WHAT IS ASKED: Below are some records. Count the lines with "tool" in them and give nothing but the total.

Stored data
########################################
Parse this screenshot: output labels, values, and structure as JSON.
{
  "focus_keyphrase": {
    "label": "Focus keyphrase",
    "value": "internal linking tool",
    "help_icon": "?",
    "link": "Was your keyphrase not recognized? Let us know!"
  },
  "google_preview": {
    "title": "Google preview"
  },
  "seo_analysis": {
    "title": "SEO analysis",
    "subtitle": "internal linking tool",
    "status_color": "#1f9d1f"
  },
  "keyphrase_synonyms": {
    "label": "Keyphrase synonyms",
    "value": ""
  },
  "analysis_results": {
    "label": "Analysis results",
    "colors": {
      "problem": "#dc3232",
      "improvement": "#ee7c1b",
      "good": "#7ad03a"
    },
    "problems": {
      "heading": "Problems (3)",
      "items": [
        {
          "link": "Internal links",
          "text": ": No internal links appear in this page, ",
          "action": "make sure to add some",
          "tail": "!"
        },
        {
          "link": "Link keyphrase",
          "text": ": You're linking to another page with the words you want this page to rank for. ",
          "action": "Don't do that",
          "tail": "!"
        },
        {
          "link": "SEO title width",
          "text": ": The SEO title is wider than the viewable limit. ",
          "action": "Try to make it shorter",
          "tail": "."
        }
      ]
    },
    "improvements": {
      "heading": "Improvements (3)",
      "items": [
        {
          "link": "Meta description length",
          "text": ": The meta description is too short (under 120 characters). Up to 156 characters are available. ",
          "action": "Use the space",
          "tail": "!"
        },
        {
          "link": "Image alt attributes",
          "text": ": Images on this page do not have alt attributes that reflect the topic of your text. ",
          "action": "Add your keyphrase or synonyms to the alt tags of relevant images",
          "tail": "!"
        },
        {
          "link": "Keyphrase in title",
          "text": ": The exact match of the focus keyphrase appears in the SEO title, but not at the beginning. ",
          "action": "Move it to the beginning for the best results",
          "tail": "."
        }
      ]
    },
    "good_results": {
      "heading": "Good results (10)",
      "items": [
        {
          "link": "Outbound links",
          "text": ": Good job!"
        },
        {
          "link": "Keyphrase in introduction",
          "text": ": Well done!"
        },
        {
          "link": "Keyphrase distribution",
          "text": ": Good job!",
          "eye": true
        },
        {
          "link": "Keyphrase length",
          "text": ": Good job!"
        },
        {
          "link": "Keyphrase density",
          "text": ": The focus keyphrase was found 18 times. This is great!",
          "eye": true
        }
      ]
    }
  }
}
########################################
SOLUTION: 2